— OBJECTIVES —
- 1) In the passage on converting crude oil into petrochemical feedstocks, which unit receives the vacuum residue in the process described by U.S. Pat. No. 9,550,707B2?
- 2) Continue the passage on converting crude oil into petrochemical feedstocks from the point where it stops.

== EXTRACT ==

The present invention relates to a process of converting crude oil to produce petrochemical feedstocks such as light olefins and aromatics. More particularly, the present invention relates to a processing scheme involving integrating Desalter unit, Atmospheric and vacuum column, high severity FCC process, Naphtha cracking process, residue slurry hydrocracking process, Delayed coking process, Selective mild hydrocracking aromatic production unit, Dehydrogenation units, Aromatic/olefin recovery section, gasifier unit along with syngas to olefins conversion section.
U.S. Pat. Nos. 7,550,642B2 and 8,658,022B2 describes olefin production process utilizing whole crude oil/condensate as feedstock using thermal cracking process. Here the feed is sent to a vaporization step other than distillation, thereby producing a vaporous output and a liquid bottoms fraction and the vaporous output is fed to cracking furnace in presence of steam. In the later patent, liquid bottom fraction is sent to a hydro processing unit for further conversion.
U.S. Pat. No. 9,290,705B2 describes a process in which crude oil feedstock having total metals (Ni+V)<5 ppm and CCR <5 wt % is fractionated into a low boiling fraction & a high boiling fraction. The low boiling fraction is catalytically cracked in a first downflow reaction zone & high boiling fraction is catalytically cracked in a second downflow reaction zone of fluid catalytic cracking unit, having a common catalyst regeneration system.
U.S. Pat. No. 9,550,707B2 describes an integrated process involving atmospheric and vacuum distillation units, catalytic cracking unit, coker unit and reforming unit. Here the crude oil is routed to ADU & VDU for separation to gas fraction, liquid fraction, vacuum gas oil fraction and a vacuum residuum fraction. Vacuum gas oil fraction is routed to catalytic cracking unit and vacuum residue to coker unit. Liquid fraction from VDU, catalytic cracker & delayed coker and C3 paraffins, C4 paraffins are routed to steam cracker.
U.S. Pat. No. 10,259,758B2 describes a process installation to convert crude oil into petrochemical products comprising of a CDU, where it is separated into gases fraction, resid, kerosene and gasoil. The resid fraction is send to resid upgradation unit and the gas oil is routed to fluid catalytic cracking unit. The distillate from resid unit along with kerosene and gasoil stream is send to aromatic ring opening unit and LPG produced in the integrated process is send to olefin synthesis unit for production of lighter olefins.
US2013/0292299 describes an integrated ebullated bed and hydrotreater for whole crude oil upgrading. The crude oil is first flashed into lighter components which are sent for hydrotreating in a fixed bed hydrotreater unit. The heavy atmospheric residue is hydrotreated in an ebullated bed hydrotreater reactor. Distillates from the hydrotreater and unconverted residue from ebullated bed reactions are combined to form a synthetic crude oil stream.

===
== GIVEN RECORDS ==

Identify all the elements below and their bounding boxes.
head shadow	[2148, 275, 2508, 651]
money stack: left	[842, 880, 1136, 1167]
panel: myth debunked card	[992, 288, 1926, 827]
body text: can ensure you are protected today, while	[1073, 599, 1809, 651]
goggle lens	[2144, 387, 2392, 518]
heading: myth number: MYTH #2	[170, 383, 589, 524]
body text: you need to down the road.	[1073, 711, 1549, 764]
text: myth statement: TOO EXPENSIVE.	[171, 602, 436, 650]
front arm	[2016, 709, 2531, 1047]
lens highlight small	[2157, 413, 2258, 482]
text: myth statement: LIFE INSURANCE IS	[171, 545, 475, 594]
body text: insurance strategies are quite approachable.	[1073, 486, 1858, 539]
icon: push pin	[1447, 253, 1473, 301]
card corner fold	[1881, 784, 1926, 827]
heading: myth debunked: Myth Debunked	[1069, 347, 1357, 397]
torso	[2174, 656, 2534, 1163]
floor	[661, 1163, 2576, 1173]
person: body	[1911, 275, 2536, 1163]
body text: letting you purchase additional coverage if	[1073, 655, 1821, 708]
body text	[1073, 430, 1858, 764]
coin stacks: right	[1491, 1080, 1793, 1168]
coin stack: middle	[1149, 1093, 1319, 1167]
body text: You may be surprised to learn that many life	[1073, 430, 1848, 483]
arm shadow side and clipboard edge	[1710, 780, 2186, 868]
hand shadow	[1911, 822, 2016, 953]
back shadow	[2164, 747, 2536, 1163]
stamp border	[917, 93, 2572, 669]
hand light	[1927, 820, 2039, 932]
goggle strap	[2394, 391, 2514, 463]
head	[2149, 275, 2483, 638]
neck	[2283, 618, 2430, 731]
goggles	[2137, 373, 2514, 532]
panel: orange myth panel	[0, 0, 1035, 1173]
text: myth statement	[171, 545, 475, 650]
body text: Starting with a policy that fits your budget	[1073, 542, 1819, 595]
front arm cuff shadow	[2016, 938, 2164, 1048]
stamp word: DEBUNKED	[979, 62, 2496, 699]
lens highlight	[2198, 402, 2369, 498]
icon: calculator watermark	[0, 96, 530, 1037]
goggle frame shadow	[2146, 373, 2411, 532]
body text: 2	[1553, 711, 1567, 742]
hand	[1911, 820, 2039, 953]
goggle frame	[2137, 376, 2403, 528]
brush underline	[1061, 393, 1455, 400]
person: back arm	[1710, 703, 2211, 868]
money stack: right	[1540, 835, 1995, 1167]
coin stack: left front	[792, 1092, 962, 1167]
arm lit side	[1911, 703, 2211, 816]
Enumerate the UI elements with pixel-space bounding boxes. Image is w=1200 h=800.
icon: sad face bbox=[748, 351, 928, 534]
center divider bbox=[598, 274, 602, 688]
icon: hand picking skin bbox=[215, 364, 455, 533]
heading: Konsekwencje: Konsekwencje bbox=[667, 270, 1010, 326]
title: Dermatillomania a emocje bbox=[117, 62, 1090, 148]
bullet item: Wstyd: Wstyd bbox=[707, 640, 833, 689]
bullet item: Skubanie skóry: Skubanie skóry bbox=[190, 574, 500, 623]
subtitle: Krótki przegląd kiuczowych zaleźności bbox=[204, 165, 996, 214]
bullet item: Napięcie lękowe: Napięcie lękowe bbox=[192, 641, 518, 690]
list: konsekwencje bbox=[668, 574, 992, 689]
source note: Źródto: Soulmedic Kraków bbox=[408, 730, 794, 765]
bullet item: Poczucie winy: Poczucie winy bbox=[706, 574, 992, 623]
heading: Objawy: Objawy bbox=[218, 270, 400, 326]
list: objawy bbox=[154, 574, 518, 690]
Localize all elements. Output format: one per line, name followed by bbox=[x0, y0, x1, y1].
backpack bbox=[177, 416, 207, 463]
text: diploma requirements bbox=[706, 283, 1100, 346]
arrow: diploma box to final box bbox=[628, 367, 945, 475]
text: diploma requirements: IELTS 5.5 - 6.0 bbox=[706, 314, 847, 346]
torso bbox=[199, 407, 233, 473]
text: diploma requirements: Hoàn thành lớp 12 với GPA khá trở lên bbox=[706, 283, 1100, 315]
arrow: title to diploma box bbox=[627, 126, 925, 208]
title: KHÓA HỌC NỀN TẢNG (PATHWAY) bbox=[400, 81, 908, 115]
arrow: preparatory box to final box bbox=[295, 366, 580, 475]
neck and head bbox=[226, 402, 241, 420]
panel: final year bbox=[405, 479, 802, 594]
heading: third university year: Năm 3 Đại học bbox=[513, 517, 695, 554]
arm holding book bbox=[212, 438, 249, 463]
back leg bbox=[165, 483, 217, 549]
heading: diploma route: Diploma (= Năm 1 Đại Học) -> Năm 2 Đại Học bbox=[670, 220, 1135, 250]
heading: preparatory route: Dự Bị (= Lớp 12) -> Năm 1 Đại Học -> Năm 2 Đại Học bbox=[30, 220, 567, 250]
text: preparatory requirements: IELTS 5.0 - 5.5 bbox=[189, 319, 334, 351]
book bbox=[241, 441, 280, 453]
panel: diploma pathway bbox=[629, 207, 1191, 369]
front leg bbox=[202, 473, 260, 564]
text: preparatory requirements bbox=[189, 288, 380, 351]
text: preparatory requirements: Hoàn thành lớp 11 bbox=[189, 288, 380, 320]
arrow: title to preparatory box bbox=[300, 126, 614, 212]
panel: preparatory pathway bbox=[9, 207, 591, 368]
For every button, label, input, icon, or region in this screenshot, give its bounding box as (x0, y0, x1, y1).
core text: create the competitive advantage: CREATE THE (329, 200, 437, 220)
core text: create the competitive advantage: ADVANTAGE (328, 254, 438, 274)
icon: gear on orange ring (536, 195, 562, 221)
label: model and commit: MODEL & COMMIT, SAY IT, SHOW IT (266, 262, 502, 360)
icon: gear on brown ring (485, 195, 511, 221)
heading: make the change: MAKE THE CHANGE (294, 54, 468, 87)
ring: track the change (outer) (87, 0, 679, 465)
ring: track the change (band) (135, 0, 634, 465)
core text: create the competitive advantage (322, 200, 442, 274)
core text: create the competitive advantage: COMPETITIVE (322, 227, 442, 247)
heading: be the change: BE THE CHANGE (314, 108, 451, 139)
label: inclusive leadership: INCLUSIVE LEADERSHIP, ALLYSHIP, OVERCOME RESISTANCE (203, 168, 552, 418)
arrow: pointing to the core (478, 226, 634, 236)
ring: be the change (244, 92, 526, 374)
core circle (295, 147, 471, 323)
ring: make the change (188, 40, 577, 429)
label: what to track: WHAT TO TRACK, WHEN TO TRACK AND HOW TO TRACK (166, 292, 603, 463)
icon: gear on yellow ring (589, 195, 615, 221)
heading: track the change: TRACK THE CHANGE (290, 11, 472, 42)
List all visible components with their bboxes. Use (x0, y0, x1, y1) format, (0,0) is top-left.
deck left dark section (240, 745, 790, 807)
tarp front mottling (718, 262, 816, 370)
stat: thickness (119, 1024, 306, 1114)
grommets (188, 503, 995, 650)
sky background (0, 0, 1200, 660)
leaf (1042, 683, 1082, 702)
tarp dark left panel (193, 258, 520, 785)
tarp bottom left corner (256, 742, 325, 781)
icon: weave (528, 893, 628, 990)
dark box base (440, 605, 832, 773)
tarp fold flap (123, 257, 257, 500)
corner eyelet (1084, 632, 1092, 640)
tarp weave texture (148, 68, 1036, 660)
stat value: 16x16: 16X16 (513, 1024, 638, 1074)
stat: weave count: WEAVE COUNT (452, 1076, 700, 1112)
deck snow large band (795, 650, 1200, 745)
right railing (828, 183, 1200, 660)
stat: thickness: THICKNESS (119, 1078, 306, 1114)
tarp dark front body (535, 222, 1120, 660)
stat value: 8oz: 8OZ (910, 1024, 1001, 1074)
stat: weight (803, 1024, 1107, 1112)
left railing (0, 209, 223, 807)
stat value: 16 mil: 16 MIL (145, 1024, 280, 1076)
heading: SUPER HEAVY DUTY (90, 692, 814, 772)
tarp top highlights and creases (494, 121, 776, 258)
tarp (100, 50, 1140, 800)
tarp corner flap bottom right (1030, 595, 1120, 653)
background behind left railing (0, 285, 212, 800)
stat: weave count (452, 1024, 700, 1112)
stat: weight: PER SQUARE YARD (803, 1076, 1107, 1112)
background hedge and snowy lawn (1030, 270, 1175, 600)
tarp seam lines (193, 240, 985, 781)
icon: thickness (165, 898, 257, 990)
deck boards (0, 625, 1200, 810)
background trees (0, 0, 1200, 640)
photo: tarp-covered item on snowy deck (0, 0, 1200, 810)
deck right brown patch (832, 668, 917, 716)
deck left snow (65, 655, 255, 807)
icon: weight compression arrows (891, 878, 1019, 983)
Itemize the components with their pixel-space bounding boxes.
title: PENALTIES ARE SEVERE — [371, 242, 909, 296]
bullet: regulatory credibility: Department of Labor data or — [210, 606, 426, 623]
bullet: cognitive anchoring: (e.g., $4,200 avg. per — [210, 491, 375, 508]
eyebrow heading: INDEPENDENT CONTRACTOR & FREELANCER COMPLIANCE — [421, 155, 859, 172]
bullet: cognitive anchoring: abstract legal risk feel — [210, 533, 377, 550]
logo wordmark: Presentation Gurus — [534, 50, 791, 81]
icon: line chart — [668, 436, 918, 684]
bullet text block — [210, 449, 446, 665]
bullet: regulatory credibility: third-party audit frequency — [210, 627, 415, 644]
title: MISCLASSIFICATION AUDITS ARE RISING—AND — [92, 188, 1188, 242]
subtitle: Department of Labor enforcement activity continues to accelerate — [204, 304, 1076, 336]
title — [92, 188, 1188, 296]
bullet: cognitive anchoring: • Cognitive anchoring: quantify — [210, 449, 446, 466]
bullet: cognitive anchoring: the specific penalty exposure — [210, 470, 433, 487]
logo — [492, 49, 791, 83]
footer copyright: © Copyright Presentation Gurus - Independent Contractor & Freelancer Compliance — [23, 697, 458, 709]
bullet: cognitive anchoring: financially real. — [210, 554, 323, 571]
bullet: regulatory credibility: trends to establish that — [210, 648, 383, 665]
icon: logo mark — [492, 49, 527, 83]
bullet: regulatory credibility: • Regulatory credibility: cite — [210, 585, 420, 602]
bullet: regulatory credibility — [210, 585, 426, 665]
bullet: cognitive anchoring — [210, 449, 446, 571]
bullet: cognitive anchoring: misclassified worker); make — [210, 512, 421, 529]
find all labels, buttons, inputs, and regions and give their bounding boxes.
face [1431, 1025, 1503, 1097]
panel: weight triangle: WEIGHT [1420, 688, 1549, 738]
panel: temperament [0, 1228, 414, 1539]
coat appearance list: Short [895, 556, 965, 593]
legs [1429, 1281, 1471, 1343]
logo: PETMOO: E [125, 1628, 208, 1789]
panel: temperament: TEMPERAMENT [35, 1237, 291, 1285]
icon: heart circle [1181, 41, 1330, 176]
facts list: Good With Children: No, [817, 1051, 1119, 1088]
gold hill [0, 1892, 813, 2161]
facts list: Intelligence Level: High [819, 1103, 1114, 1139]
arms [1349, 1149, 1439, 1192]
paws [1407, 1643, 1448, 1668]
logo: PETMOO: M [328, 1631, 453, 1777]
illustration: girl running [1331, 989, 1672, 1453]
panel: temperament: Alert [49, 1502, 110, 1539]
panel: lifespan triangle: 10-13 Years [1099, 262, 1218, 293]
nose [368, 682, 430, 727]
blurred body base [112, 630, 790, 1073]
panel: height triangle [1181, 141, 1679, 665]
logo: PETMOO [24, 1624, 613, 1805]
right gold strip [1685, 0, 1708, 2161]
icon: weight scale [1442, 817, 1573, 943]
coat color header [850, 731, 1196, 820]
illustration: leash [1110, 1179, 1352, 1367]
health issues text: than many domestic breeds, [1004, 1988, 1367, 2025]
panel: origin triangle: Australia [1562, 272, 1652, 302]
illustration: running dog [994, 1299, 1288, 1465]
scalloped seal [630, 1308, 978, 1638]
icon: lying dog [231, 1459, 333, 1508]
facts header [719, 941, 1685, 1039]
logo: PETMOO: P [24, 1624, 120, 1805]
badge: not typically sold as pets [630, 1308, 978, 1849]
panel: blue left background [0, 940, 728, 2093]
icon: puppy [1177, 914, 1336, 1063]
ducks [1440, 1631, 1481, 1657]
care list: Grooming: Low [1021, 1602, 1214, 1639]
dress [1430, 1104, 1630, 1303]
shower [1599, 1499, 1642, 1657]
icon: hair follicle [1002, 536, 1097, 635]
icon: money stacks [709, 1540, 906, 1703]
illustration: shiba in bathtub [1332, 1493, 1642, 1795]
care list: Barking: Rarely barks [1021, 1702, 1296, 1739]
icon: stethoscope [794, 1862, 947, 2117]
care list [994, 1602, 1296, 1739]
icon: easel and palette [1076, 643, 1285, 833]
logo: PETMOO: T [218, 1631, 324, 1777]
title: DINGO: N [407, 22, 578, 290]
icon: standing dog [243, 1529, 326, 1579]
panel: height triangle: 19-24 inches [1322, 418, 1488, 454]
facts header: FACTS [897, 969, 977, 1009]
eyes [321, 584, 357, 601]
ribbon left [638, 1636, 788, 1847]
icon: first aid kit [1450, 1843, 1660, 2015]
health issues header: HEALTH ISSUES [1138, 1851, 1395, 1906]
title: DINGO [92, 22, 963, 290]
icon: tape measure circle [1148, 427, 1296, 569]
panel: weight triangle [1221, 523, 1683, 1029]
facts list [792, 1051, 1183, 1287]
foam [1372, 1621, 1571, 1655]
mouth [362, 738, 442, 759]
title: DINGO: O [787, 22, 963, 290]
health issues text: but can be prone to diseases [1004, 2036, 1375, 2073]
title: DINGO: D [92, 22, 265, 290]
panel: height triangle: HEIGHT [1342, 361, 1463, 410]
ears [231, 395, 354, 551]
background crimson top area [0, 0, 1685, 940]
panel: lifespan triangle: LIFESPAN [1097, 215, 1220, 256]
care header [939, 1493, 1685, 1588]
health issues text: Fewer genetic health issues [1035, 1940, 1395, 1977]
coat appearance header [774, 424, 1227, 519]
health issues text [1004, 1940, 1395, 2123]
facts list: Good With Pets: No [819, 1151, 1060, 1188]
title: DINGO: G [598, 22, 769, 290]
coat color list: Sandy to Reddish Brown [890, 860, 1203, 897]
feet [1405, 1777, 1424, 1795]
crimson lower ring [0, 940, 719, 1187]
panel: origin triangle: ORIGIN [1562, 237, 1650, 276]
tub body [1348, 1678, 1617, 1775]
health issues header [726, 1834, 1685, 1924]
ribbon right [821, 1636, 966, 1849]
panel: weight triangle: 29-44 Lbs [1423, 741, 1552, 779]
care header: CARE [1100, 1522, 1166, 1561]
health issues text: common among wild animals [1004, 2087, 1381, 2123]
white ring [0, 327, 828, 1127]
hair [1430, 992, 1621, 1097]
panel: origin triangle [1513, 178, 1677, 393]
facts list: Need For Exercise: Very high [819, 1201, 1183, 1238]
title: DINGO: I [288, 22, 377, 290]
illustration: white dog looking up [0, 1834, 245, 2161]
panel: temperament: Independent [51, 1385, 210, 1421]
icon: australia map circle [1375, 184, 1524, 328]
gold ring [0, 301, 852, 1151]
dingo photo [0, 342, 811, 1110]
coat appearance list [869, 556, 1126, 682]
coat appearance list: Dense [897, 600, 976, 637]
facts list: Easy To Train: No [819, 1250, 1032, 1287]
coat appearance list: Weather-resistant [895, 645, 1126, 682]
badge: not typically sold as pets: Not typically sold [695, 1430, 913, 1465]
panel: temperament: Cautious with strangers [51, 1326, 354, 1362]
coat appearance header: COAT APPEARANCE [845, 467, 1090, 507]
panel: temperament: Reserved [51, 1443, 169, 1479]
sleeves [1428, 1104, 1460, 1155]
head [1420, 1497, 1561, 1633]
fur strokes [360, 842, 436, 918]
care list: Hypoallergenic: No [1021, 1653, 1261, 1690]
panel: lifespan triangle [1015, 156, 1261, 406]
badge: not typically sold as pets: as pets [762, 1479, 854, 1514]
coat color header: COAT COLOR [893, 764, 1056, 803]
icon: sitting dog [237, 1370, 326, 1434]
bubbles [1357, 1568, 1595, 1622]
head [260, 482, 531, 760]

===

— TASK ANSWERS —
- 1) The coker unit.

- 2)
WO2014/062465 describes a process for high severity catalytic cracking of crude oil. The crude oil is separated into high boiling fraction and low boiling fraction and are separately processed in two downer type of reactors. The deactivated catalyst from both vessels are regenerated in a common regenerator vessel.
US 2015/0321975 provides a process for producing aromatics from a hydrocarbon source in the presence of supercritical water. Supercritical water is used as an alternate to catalysts, which are not stable at these conditions. The dominant source of BTX aromatics are heavy aromatic compounds with single aromatic core with alkyl side chains.
US2013/0197284 describes an integrated hydrotreating, solvent deasphalting and steam pyrolysis process for complete conversion of crude oil. Here, crude oil after pretreatment is sent to hydrotreater and thereafter processed in solvent deasphalting unit. Deasphalter unit products are thermally converted in a steam Pyrolysis process.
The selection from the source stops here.